Extracted records
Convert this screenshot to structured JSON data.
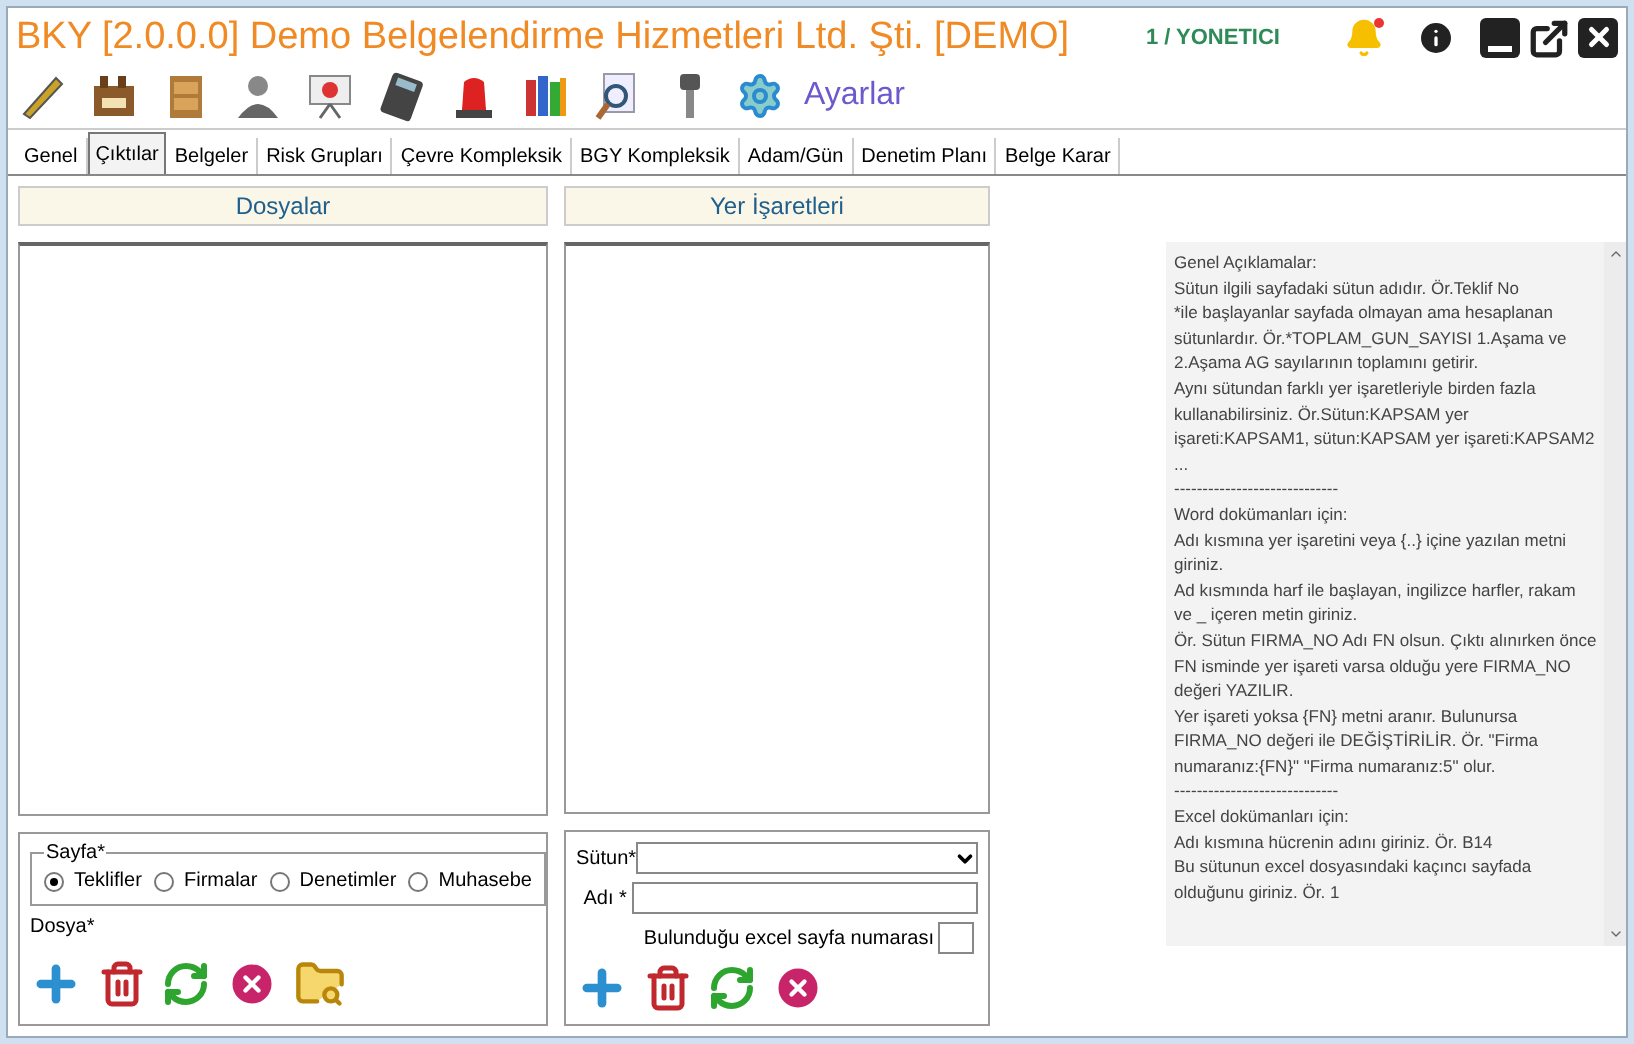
{
  "window": {
    "title": "BKY [2.0.0.0] Demo Belgelendirme Hizmetleri Ltd. Şti. [DEMO]",
    "user": "1 / YONETICI",
    "notification": true
  },
  "toolbar": {
    "settings_label": "Ayarlar"
  },
  "tabs": [
    {
      "label": "Genel",
      "selected": false
    },
    {
      "label": "Çıktılar",
      "selected": true
    },
    {
      "label": "Belgeler",
      "selected": false
    },
    {
      "label": "Risk Grupları",
      "selected": false
    },
    {
      "label": "Çevre Kompleksik",
      "selected": false
    },
    {
      "label": "BGY Kompleksik",
      "selected": false
    },
    {
      "label": "Adam/Gün",
      "selected": false
    },
    {
      "label": "Denetim Planı",
      "selected": false
    },
    {
      "label": "Belge Karar",
      "selected": false
    }
  ],
  "files_panel": {
    "header": "Dosyalar",
    "page_group": "Sayfa*",
    "pages": [
      {
        "label": "Teklifler",
        "selected": true
      },
      {
        "label": "Firmalar",
        "selected": false
      },
      {
        "label": "Denetimler",
        "selected": false
      },
      {
        "label": "Muhasebe",
        "selected": false
      }
    ],
    "file_label": "Dosya*"
  },
  "placeholders_panel": {
    "header": "Yer İşaretleri",
    "column_label": "Sütun*",
    "name_label": "Adı *",
    "sheet_label": "Bulunduğu excel sayfa numarası"
  },
  "help_lines": [
    "Genel Açıklamalar:",
    "Sütun ilgili sayfadaki sütun adıdır. Ör.Teklif No",
    "*ile başlayanlar sayfada olmayan ama hesaplanan",
    "sütunlardır. Ör.*TOPLAM_GUN_SAYISI 1.Aşama ve",
    "2.Aşama AG sayılarının toplamını getirir.",
    "Aynı sütundan farklı yer işaretleriyle birden fazla",
    "kullanabilirsiniz. Ör.Sütun:KAPSAM yer",
    "işareti:KAPSAM1, sütun:KAPSAM yer işareti:KAPSAM2",
    "...",
    "-----------------------------",
    "Word dokümanları için:",
    "Adı kısmına yer işaretini veya {..} içine yazılan metni",
    "giriniz.",
    "Ad kısmında harf ile başlayan, ingilizce harfler, rakam",
    "ve _  içeren metin giriniz.",
    "Ör. Sütun FIRMA_NO Adı FN olsun. Çıktı alınırken önce",
    "FN isminde yer işareti varsa olduğu yere FIRMA_NO",
    "değeri YAZILIR.",
    "Yer işareti yoksa {FN} metni aranır. Bulunursa",
    "FIRMA_NO değeri ile DEĞİŞTİRİLİR. Ör. \"Firma",
    "numaranız:{FN}\" \"Firma numaranız:5\" olur.",
    "-----------------------------",
    "Excel dokümanları için:",
    "Adı kısmına hücrenin adını giriniz. Ör. B14",
    "Bu sütunun excel dosyasındaki kaçıncı sayfada",
    "olduğunu giriniz. Ör. 1"
  ]
}
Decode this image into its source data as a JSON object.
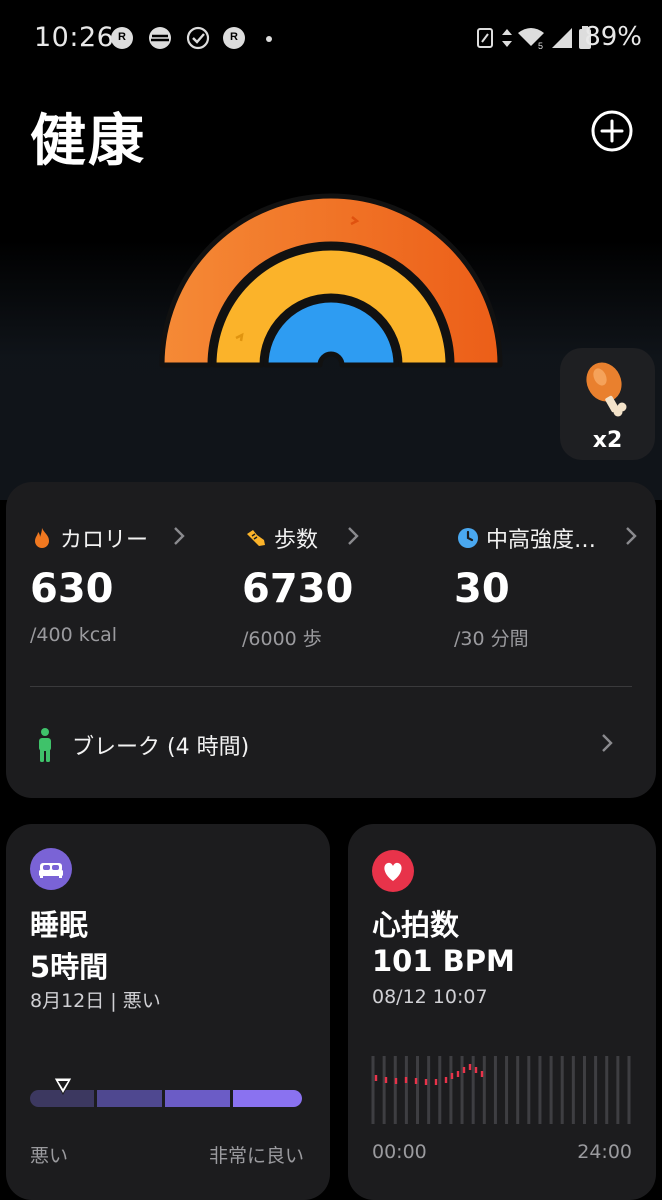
{
  "status_bar": {
    "time": "10:26",
    "battery": "89%",
    "notification_icons": [
      "rakuten-link-icon",
      "tracker-icon",
      "check-icon",
      "rakuten-link-icon"
    ],
    "system_icons": [
      "nfc-icon",
      "data-arrows-icon",
      "wifi-icon",
      "signal-icon",
      "battery-icon"
    ]
  },
  "header": {
    "title": "健康",
    "add_icon": "plus-circle-icon"
  },
  "rings": {
    "colors": {
      "outer": "#F07820",
      "middle": "#FBB32A",
      "inner": "#2E9CF2"
    }
  },
  "badge": {
    "multiplier": "x2",
    "icon": "drumstick-icon"
  },
  "summary": {
    "stats": [
      {
        "icon": "flame-icon",
        "label": "カロリー",
        "value": "630",
        "goal": "/400 kcal",
        "color": "#F07820"
      },
      {
        "icon": "shoe-icon",
        "label": "歩数",
        "value": "6730",
        "goal": "/6000 歩",
        "color": "#FBB32A"
      },
      {
        "icon": "clock-icon",
        "label": "中高強度…",
        "value": "30",
        "goal": "/30 分間",
        "color": "#4AA8F0"
      }
    ],
    "break": {
      "icon": "person-standing-icon",
      "label": "ブレーク (4 時間)"
    }
  },
  "sleep": {
    "icon": "bed-icon",
    "title": "睡眠",
    "value": "5時間",
    "date": "8月12日 | 悪い",
    "quality_fraction": 0.12,
    "scale_left": "悪い",
    "scale_right": "非常に良い"
  },
  "heart": {
    "icon": "heart-icon",
    "title": "心拍数",
    "value": "101 BPM",
    "timestamp": "08/12 10:07",
    "axis_start": "00:00",
    "axis_end": "24:00"
  }
}
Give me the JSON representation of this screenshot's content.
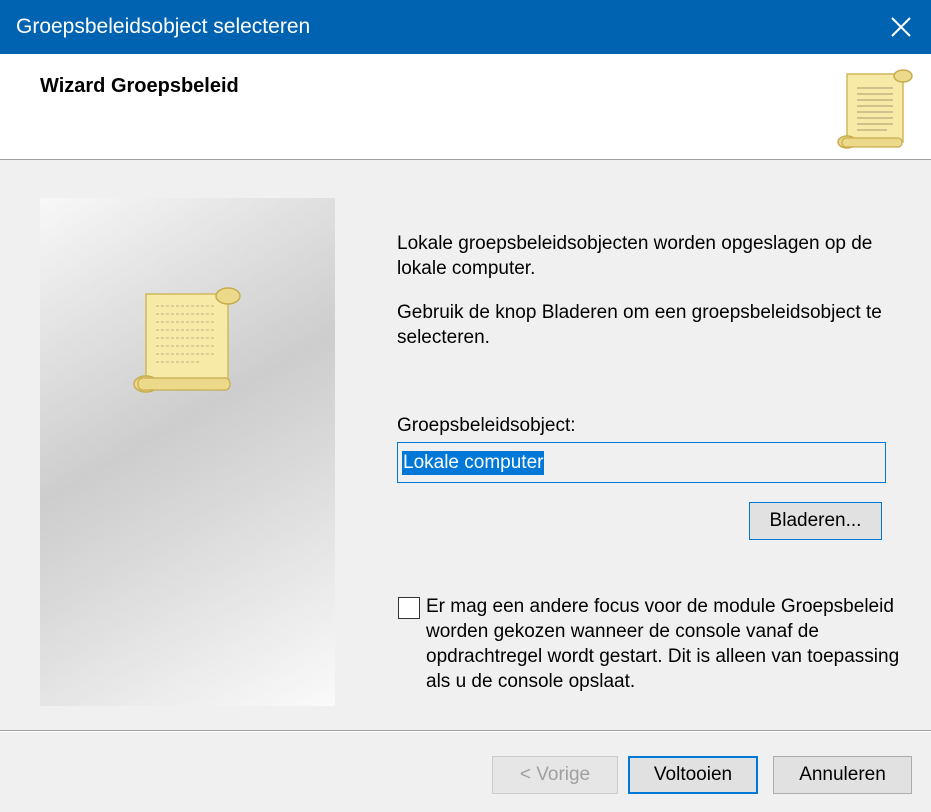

- Task statement -
In the records above, find the lines containing "this" and copy them.

- Problem solution -
Convert this screenshot to structured JSON data.
Decode this image into its source data as a JSON object.
Give me the JSON representation of this screenshot's content.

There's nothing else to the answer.